- _Short problem_
From the entries below, report how many lines contain the string "soliqqa". Give only that number.

-------- Extracted records

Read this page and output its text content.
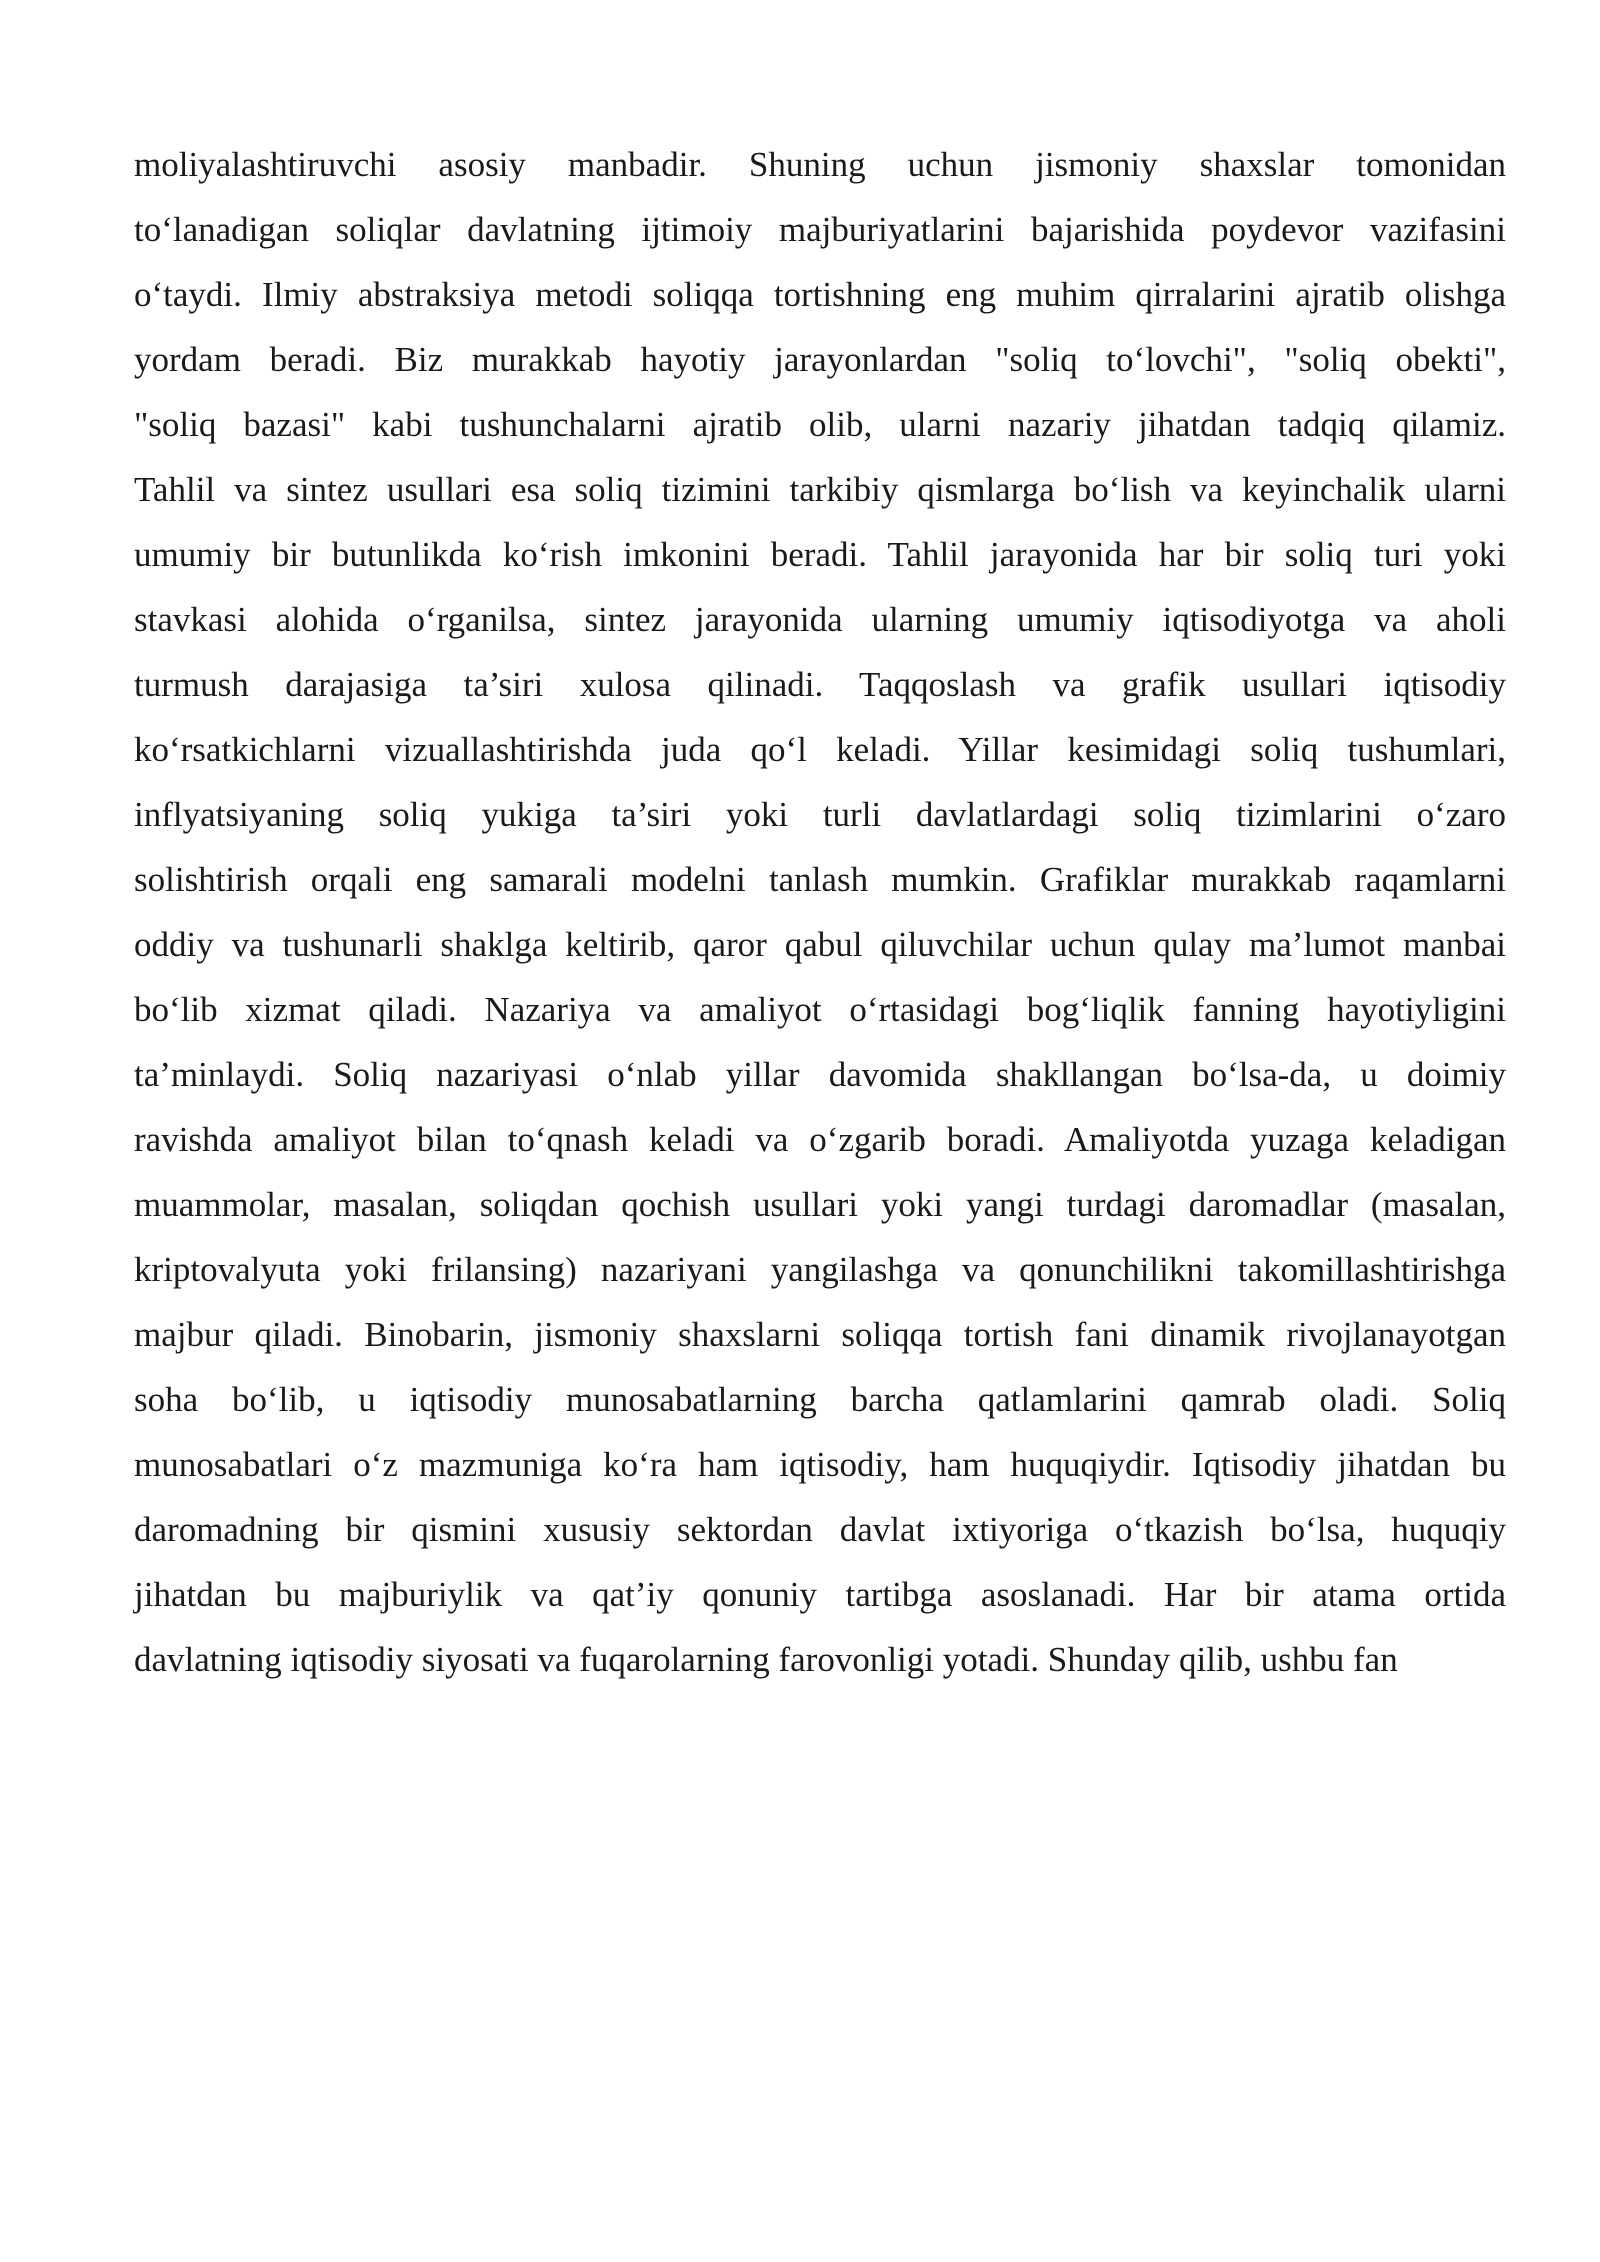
moliyalashtiruvchi asosiy manbadir. Shuning uchun jismoniy shaxslar tomonidan
to‘lanadigan soliqlar davlatning ijtimoiy majburiyatlarini bajarishida poydevor vazifasini
o‘taydi. Ilmiy abstraksiya metodi soliqqa tortishning eng muhim qirralarini ajratib olishga
yordam beradi. Biz murakkab hayotiy jarayonlardan "soliq to‘lovchi", "soliq obekti",
"soliq bazasi" kabi tushunchalarni ajratib olib, ularni nazariy jihatdan tadqiq qilamiz.
Tahlil va sintez usullari esa soliq tizimini tarkibiy qismlarga bo‘lish va keyinchalik ularni
umumiy bir butunlikda ko‘rish imkonini beradi. Tahlil jarayonida har bir soliq turi yoki
stavkasi alohida o‘rganilsa, sintez jarayonida ularning umumiy iqtisodiyotga va aholi
turmush darajasiga ta’siri xulosa qilinadi. Taqqoslash va grafik usullari iqtisodiy
ko‘rsatkichlarni vizuallashtirishda juda qo‘l keladi. Yillar kesimidagi soliq tushumlari,
inflyatsiyaning soliq yukiga ta’siri yoki turli davlatlardagi soliq tizimlarini o‘zaro
solishtirish orqali eng samarali modelni tanlash mumkin. Grafiklar murakkab raqamlarni
oddiy va tushunarli shaklga keltirib, qaror qabul qiluvchilar uchun qulay ma’lumot manbai
bo‘lib xizmat qiladi. Nazariya va amaliyot o‘rtasidagi bog‘liqlik fanning hayotiyligini
ta’minlaydi. Soliq nazariyasi o‘nlab yillar davomida shakllangan bo‘lsa-da, u doimiy
ravishda amaliyot bilan to‘qnash keladi va o‘zgarib boradi. Amaliyotda yuzaga keladigan
muammolar, masalan, soliqdan qochish usullari yoki yangi turdagi daromadlar (masalan,
kriptovalyuta yoki frilansing) nazariyani yangilashga va qonunchilikni takomillashtirishga
majbur qiladi. Binobarin, jismoniy shaxslarni soliqqa tortish fani dinamik rivojlanayotgan
soha bo‘lib, u iqtisodiy munosabatlarning barcha qatlamlarini qamrab oladi. Soliq
munosabatlari o‘z mazmuniga ko‘ra ham iqtisodiy, ham huquqiydir. Iqtisodiy jihatdan bu
daromadning bir qismini xususiy sektordan davlat ixtiyoriga o‘tkazish bo‘lsa, huquqiy
jihatdan bu majburiylik va qat’iy qonuniy tartibga asoslanadi. Har bir atama ortida
davlatning iqtisodiy siyosati va fuqarolarning farovonligi yotadi. Shunday qilib, ushbu fan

----------------

- _Full output_
2